_Problem statement_:
Go through the listing and write out all of it exactly.

* START *

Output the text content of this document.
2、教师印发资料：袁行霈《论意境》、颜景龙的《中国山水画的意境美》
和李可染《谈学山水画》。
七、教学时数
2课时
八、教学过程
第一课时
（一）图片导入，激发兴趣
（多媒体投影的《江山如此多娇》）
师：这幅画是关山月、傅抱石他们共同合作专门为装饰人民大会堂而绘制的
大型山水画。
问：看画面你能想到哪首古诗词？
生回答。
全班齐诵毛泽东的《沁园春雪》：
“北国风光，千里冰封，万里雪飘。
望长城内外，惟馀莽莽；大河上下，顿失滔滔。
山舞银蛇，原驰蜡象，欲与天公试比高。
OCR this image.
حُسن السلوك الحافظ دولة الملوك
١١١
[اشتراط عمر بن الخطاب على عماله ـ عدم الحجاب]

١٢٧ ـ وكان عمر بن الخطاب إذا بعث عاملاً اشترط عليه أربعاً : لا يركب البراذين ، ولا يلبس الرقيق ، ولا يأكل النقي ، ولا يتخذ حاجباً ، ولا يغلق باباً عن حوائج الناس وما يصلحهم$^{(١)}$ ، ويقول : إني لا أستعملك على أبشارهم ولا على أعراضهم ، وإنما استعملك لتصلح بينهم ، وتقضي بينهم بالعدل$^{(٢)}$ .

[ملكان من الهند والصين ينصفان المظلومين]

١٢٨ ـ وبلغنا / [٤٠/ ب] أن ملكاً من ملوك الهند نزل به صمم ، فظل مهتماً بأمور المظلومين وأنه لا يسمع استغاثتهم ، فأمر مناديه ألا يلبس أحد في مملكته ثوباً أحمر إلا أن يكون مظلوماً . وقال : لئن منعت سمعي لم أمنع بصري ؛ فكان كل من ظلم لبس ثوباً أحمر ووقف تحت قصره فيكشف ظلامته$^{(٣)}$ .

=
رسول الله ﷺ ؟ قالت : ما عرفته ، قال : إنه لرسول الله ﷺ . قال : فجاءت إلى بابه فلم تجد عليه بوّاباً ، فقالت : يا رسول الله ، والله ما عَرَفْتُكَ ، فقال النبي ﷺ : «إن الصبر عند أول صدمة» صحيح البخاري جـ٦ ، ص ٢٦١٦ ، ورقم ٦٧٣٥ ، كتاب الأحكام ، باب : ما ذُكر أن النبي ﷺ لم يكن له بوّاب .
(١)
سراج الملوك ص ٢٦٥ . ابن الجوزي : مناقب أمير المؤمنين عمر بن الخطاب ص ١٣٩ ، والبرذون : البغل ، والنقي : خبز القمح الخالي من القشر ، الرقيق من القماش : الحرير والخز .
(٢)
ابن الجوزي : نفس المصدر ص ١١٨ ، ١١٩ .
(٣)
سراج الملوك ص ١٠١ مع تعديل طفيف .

* END *

_The result_:
Output the text content of this document.
2、教师印发资料：袁行霈《论意境》、颜景龙的《中国山水画的意境美》
和李可染《谈学山水画》。
七、教学时数
2课时
八、教学过程
第一课时
（一）图片导入，激发兴趣
（多媒体投影的《江山如此多娇》）
师：这幅画是关山月、傅抱石他们共同合作专门为装饰人民大会堂而绘制的
大型山水画。
问：看画面你能想到哪首古诗词？
生回答。
全班齐诵毛泽东的《沁园春雪》：
“北国风光，千里冰封，万里雪飘。
望长城内外，惟馀莽莽；大河上下，顿失滔滔。
山舞银蛇，原驰蜡象，欲与天公试比高。
OCR this image.
حُسن السلوك الحافظ دولة الملوك
١١١
[اشتراط عمر بن الخطاب على عماله ـ عدم الحجاب]

١٢٧ ـ وكان عمر بن الخطاب إذا بعث عاملاً اشترط عليه أربعاً : لا يركب البراذين ، ولا يلبس الرقيق ، ولا يأكل النقي ، ولا يتخذ حاجباً ، ولا يغلق باباً عن حوائج الناس وما يصلحهم$^{(١)}$ ، ويقول : إني لا أستعملك على أبشارهم ولا على أعراضهم ، وإنما استعملك لتصلح بينهم ، وتقضي بينهم بالعدل$^{(٢)}$ .

[ملكان من الهند والصين ينصفان المظلومين]

١٢٨ ـ وبلغنا / [٤٠/ ب] أن ملكاً من ملوك الهند نزل به صمم ، فظل مهتماً بأمور المظلومين وأنه لا يسمع استغاثتهم ، فأمر مناديه ألا يلبس أحد في مملكته ثوباً أحمر إلا أن يكون مظلوماً . وقال : لئن منعت سمعي لم أمنع بصري ؛ فكان كل من ظلم لبس ثوباً أحمر ووقف تحت قصره فيكشف ظلامته$^{(٣)}$ .

=
رسول الله ﷺ ؟ قالت : ما عرفته ، قال : إنه لرسول الله ﷺ . قال : فجاءت إلى بابه فلم تجد عليه بوّاباً ، فقالت : يا رسول الله ، والله ما عَرَفْتُكَ ، فقال النبي ﷺ : «إن الصبر عند أول صدمة» صحيح البخاري جـ٦ ، ص ٢٦١٦ ، ورقم ٦٧٣٥ ، كتاب الأحكام ، باب : ما ذُكر أن النبي ﷺ لم يكن له بوّاب .
(١)
سراج الملوك ص ٢٦٥ . ابن الجوزي : مناقب أمير المؤمنين عمر بن الخطاب ص ١٣٩ ، والبرذون : البغل ، والنقي : خبز القمح الخالي من القشر ، الرقيق من القماش : الحرير والخز .
(٢)
ابن الجوزي : نفس المصدر ص ١١٨ ، ١١٩ .
(٣)
سراج الملوك ص ١٠١ مع تعديل طفيف .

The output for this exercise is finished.